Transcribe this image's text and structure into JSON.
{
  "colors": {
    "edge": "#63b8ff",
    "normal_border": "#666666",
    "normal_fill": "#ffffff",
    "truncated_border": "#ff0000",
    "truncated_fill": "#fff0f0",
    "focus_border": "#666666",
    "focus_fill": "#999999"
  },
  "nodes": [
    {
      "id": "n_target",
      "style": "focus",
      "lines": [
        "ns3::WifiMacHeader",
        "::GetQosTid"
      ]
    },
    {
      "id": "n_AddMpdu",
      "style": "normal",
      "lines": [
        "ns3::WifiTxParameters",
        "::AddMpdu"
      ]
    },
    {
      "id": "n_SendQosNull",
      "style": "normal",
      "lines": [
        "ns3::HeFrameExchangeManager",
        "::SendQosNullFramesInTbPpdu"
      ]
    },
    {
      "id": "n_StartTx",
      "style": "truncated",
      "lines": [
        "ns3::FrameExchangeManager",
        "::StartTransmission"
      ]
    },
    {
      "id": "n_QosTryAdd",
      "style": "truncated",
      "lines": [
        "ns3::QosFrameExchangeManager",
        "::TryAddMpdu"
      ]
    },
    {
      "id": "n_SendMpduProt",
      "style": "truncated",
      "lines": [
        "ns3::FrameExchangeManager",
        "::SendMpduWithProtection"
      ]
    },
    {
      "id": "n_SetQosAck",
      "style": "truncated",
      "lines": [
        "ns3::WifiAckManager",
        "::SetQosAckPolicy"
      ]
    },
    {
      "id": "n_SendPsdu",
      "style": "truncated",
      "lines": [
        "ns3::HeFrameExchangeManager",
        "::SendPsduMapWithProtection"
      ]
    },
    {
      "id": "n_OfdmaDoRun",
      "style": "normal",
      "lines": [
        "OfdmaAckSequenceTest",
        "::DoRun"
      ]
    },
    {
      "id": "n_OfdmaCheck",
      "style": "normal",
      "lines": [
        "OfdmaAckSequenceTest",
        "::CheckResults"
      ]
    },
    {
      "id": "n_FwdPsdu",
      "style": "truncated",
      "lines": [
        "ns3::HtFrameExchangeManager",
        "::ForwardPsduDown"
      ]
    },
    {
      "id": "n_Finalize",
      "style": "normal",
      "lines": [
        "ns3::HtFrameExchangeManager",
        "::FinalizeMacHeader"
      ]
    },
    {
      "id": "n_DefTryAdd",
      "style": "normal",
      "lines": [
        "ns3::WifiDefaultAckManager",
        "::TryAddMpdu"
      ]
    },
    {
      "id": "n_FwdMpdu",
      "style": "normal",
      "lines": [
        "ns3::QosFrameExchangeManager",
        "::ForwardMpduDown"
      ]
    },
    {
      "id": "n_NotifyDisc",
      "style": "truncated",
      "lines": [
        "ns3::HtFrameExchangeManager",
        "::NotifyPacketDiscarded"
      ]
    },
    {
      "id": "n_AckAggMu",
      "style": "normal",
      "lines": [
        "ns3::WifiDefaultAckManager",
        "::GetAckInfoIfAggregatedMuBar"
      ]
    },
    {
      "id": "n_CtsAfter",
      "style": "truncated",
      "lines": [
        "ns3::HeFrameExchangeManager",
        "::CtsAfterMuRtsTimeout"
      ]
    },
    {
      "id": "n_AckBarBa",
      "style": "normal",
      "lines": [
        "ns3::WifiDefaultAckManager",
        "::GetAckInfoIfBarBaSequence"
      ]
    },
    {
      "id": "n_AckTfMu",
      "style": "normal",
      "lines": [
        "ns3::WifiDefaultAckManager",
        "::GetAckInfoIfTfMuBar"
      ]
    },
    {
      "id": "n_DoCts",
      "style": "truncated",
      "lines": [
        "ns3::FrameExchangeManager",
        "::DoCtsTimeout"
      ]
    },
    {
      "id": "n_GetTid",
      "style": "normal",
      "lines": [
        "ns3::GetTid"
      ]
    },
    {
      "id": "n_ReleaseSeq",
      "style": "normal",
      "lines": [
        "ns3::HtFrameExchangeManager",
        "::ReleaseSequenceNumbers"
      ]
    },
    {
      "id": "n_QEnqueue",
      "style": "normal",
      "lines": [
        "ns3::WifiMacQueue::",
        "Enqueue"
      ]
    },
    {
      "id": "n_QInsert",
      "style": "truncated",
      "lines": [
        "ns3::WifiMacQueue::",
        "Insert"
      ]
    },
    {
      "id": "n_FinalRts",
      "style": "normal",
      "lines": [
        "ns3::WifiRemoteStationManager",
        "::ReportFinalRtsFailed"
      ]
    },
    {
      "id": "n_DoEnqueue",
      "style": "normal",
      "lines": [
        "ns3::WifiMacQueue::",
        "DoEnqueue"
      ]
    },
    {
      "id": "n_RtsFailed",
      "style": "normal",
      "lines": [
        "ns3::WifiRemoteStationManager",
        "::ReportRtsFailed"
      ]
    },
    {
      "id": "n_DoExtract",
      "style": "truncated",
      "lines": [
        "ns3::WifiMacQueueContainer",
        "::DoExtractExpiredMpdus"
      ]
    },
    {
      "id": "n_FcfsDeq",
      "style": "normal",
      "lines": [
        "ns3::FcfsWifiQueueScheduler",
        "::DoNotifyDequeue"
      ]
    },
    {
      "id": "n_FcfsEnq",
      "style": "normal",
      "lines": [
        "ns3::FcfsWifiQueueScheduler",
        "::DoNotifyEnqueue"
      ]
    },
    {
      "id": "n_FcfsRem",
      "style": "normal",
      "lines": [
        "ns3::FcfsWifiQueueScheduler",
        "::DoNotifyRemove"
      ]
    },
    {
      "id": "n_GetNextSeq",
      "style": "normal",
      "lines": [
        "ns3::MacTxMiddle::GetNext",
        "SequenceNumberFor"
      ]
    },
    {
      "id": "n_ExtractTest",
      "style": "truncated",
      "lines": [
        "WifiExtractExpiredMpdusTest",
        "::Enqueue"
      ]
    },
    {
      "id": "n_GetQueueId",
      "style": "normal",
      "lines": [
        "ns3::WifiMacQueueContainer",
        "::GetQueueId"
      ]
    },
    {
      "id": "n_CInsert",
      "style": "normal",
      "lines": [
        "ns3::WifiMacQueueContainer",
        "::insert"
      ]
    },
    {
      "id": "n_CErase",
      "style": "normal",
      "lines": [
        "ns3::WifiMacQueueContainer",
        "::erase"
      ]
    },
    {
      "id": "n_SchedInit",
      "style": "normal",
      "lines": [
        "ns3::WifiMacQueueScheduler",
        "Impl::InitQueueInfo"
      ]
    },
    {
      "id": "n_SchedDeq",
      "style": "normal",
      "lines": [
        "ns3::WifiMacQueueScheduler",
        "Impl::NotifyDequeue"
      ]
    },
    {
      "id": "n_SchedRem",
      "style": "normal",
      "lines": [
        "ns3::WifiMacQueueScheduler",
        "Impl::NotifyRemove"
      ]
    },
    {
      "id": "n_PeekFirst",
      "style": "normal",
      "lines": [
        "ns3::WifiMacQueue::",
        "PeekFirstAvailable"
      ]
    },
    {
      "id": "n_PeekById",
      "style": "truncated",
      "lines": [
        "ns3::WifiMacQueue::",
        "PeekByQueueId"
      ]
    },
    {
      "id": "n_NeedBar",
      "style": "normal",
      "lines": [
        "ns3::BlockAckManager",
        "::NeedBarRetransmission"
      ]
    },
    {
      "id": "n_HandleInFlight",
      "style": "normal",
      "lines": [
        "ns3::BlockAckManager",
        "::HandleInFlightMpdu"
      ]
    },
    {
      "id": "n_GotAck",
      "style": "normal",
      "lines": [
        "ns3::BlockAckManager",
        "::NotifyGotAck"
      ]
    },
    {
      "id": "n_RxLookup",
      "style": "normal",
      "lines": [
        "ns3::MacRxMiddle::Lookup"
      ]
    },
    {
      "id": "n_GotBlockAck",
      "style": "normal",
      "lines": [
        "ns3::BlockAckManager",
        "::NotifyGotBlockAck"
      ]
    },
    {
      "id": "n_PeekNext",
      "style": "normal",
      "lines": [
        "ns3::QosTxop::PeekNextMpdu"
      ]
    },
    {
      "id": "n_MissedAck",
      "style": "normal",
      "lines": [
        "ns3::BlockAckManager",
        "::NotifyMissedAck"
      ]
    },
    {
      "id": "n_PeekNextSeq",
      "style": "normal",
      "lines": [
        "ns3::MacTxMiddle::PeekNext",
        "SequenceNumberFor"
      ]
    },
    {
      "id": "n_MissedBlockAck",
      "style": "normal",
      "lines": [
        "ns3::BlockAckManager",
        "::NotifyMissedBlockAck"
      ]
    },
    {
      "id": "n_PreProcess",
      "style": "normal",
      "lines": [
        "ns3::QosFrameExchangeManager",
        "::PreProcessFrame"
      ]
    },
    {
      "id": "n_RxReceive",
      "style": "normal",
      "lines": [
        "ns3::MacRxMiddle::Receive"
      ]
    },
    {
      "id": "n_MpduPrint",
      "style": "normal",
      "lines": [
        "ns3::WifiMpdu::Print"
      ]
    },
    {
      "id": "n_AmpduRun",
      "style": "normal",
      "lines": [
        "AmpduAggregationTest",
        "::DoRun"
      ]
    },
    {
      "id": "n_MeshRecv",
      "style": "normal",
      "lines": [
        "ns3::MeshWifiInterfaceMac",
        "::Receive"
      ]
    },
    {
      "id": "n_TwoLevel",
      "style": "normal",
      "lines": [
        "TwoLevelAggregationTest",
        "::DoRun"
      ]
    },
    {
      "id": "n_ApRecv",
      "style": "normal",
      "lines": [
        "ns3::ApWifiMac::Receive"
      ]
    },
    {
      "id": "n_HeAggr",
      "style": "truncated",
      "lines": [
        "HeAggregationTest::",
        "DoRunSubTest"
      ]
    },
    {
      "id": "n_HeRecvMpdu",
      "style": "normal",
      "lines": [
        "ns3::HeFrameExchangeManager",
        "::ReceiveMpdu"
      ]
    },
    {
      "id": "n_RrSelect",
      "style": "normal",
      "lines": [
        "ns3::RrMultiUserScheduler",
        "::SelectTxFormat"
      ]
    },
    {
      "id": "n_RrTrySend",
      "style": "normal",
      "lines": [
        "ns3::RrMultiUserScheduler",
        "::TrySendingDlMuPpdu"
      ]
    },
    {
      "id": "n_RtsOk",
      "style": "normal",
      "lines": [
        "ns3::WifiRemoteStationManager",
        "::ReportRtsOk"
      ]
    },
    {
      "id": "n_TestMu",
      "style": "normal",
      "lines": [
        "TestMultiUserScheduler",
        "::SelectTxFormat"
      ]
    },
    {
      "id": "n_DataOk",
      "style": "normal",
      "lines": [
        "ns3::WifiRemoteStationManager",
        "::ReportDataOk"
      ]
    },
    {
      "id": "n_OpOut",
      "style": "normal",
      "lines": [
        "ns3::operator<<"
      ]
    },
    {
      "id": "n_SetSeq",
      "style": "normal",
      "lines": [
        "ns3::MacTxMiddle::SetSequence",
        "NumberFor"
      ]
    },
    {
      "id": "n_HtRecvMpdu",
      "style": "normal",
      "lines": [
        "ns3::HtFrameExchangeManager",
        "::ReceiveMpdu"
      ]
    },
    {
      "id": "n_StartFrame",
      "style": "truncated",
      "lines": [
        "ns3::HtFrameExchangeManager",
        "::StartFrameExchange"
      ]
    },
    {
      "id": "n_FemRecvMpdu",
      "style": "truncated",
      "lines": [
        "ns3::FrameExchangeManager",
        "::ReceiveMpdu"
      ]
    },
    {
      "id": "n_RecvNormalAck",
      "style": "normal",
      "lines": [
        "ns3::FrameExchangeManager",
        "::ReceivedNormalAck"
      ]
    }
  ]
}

Directive
Return each line of the data that contains the string "MacRxMiddle".

Response
        "ns3::MacRxMiddle::Lookup"
        "ns3::MacRxMiddle::Receive"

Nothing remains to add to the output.